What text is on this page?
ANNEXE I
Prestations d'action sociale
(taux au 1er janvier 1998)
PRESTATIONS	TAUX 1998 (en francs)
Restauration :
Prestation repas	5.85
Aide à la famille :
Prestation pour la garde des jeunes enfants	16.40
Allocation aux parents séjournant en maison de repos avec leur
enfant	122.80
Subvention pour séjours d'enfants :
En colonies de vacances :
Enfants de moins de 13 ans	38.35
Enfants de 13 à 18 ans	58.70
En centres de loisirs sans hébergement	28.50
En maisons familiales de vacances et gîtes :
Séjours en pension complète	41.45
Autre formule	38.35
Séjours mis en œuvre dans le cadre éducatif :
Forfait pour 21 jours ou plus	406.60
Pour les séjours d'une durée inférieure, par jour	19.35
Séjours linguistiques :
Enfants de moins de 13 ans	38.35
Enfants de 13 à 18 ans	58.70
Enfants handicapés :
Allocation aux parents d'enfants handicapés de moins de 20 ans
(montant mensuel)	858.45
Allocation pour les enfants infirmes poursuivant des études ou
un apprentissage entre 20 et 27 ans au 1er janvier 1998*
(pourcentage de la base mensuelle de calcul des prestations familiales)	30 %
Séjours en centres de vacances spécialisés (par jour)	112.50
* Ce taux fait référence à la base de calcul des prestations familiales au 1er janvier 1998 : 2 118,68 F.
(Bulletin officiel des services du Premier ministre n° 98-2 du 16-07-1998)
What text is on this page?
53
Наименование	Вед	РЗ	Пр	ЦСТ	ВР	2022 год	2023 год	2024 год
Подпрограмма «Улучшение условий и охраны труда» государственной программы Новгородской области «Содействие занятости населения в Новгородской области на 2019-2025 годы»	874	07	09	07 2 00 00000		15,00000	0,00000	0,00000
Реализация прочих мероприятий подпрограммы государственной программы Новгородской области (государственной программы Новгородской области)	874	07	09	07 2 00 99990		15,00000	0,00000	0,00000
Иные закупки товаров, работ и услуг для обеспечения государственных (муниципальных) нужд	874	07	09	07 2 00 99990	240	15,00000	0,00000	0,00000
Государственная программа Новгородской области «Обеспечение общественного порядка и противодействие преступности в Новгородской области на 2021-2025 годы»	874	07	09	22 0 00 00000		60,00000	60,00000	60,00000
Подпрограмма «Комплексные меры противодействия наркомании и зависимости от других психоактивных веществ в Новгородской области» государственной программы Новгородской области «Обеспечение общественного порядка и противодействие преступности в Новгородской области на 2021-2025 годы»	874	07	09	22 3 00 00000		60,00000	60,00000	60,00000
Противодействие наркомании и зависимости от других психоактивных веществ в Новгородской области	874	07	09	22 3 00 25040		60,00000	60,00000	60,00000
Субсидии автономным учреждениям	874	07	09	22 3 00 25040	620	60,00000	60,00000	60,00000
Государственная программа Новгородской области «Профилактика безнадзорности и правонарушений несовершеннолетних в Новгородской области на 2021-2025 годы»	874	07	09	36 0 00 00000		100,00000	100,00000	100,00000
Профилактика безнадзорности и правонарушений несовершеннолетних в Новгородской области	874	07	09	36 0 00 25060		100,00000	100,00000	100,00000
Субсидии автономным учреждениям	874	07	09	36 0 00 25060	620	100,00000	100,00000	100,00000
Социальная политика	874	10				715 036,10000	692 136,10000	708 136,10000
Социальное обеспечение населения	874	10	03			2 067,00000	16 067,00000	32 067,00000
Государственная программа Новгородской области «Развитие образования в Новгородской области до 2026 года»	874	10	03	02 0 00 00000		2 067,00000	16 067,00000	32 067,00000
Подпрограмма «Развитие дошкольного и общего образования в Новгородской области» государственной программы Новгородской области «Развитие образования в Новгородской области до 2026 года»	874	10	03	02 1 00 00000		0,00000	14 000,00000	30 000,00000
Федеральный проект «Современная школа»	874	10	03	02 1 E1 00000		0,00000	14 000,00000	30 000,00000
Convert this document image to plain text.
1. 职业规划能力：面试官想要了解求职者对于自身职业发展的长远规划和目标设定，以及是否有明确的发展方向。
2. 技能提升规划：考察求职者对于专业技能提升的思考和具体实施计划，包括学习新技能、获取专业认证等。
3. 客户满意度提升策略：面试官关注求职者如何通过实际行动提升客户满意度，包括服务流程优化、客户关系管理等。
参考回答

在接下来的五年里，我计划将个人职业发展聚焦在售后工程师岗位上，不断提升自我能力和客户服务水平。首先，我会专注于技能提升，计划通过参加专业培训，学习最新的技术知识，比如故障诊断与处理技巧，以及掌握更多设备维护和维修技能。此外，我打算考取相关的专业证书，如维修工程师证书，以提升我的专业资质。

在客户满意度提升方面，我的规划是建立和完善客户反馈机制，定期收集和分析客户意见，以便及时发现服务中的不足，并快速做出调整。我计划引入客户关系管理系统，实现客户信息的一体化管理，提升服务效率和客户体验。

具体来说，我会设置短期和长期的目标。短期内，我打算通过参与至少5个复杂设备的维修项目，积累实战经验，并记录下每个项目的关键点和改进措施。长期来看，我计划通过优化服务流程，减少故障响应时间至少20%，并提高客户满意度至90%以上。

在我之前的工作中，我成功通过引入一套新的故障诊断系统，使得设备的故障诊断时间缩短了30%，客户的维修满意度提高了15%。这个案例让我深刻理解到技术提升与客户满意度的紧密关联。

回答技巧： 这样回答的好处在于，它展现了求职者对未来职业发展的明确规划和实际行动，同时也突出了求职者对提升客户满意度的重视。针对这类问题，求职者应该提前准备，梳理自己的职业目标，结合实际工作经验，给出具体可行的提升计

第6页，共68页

[The request] Each record above should be output again exactly.

[Solution to the problem]
What text is on this page?
ANNEXE I
Prestations d'action sociale
(taux au 1er janvier 1998)
PRESTATIONS	TAUX 1998 (en francs)
Restauration :
Prestation repas	5.85
Aide à la famille :
Prestation pour la garde des jeunes enfants	16.40
Allocation aux parents séjournant en maison de repos avec leur
enfant	122.80
Subvention pour séjours d'enfants :
En colonies de vacances :
Enfants de moins de 13 ans	38.35
Enfants de 13 à 18 ans	58.70
En centres de loisirs sans hébergement	28.50
En maisons familiales de vacances et gîtes :
Séjours en pension complète	41.45
Autre formule	38.35
Séjours mis en œuvre dans le cadre éducatif :
Forfait pour 21 jours ou plus	406.60
Pour les séjours d'une durée inférieure, par jour	19.35
Séjours linguistiques :
Enfants de moins de 13 ans	38.35
Enfants de 13 à 18 ans	58.70
Enfants handicapés :
Allocation aux parents d'enfants handicapés de moins de 20 ans
(montant mensuel)	858.45
Allocation pour les enfants infirmes poursuivant des études ou
un apprentissage entre 20 et 27 ans au 1er janvier 1998*
(pourcentage de la base mensuelle de calcul des prestations familiales)	30 %
Séjours en centres de vacances spécialisés (par jour)	112.50
* Ce taux fait référence à la base de calcul des prestations familiales au 1er janvier 1998 : 2 118,68 F.
(Bulletin officiel des services du Premier ministre n° 98-2 du 16-07-1998)
What text is on this page?
53
Наименование	Вед	РЗ	Пр	ЦСТ	ВР	2022 год	2023 год	2024 год
Подпрограмма «Улучшение условий и охраны труда» государственной программы Новгородской области «Содействие занятости населения в Новгородской области на 2019-2025 годы»	874	07	09	07 2 00 00000		15,00000	0,00000	0,00000
Реализация прочих мероприятий подпрограммы государственной программы Новгородской области (государственной программы Новгородской области)	874	07	09	07 2 00 99990		15,00000	0,00000	0,00000
Иные закупки товаров, работ и услуг для обеспечения государственных (муниципальных) нужд	874	07	09	07 2 00 99990	240	15,00000	0,00000	0,00000
Государственная программа Новгородской области «Обеспечение общественного порядка и противодействие преступности в Новгородской области на 2021-2025 годы»	874	07	09	22 0 00 00000		60,00000	60,00000	60,00000
Подпрограмма «Комплексные меры противодействия наркомании и зависимости от других психоактивных веществ в Новгородской области» государственной программы Новгородской области «Обеспечение общественного порядка и противодействие преступности в Новгородской области на 2021-2025 годы»	874	07	09	22 3 00 00000		60,00000	60,00000	60,00000
Противодействие наркомании и зависимости от других психоактивных веществ в Новгородской области	874	07	09	22 3 00 25040		60,00000	60,00000	60,00000
Субсидии автономным учреждениям	874	07	09	22 3 00 25040	620	60,00000	60,00000	60,00000
Государственная программа Новгородской области «Профилактика безнадзорности и правонарушений несовершеннолетних в Новгородской области на 2021-2025 годы»	874	07	09	36 0 00 00000		100,00000	100,00000	100,00000
Профилактика безнадзорности и правонарушений несовершеннолетних в Новгородской области	874	07	09	36 0 00 25060		100,00000	100,00000	100,00000
Субсидии автономным учреждениям	874	07	09	36 0 00 25060	620	100,00000	100,00000	100,00000
Социальная политика	874	10				715 036,10000	692 136,10000	708 136,10000
Социальное обеспечение населения	874	10	03			2 067,00000	16 067,00000	32 067,00000
Государственная программа Новгородской области «Развитие образования в Новгородской области до 2026 года»	874	10	03	02 0 00 00000		2 067,00000	16 067,00000	32 067,00000
Подпрограмма «Развитие дошкольного и общего образования в Новгородской области» государственной программы Новгородской области «Развитие образования в Новгородской области до 2026 года»	874	10	03	02 1 00 00000		0,00000	14 000,00000	30 000,00000
Федеральный проект «Современная школа»	874	10	03	02 1 E1 00000		0,00000	14 000,00000	30 000,00000
Convert this document image to plain text.
1. 职业规划能力：面试官想要了解求职者对于自身职业发展的长远规划和目标设定，以及是否有明确的发展方向。
2. 技能提升规划：考察求职者对于专业技能提升的思考和具体实施计划，包括学习新技能、获取专业认证等。
3. 客户满意度提升策略：面试官关注求职者如何通过实际行动提升客户满意度，包括服务流程优化、客户关系管理等。
参考回答

在接下来的五年里，我计划将个人职业发展聚焦在售后工程师岗位上，不断提升自我能力和客户服务水平。首先，我会专注于技能提升，计划通过参加专业培训，学习最新的技术知识，比如故障诊断与处理技巧，以及掌握更多设备维护和维修技能。此外，我打算考取相关的专业证书，如维修工程师证书，以提升我的专业资质。

在客户满意度提升方面，我的规划是建立和完善客户反馈机制，定期收集和分析客户意见，以便及时发现服务中的不足，并快速做出调整。我计划引入客户关系管理系统，实现客户信息的一体化管理，提升服务效率和客户体验。

具体来说，我会设置短期和长期的目标。短期内，我打算通过参与至少5个复杂设备的维修项目，积累实战经验，并记录下每个项目的关键点和改进措施。长期来看，我计划通过优化服务流程，减少故障响应时间至少20%，并提高客户满意度至90%以上。

在我之前的工作中，我成功通过引入一套新的故障诊断系统，使得设备的故障诊断时间缩短了30%，客户的维修满意度提高了15%。这个案例让我深刻理解到技术提升与客户满意度的紧密关联。

回答技巧： 这样回答的好处在于，它展现了求职者对未来职业发展的明确规划和实际行动，同时也突出了求职者对提升客户满意度的重视。针对这类问题，求职者应该提前准备，梳理自己的职业目标，结合实际工作经验，给出具体可行的提升计

第6页，共68页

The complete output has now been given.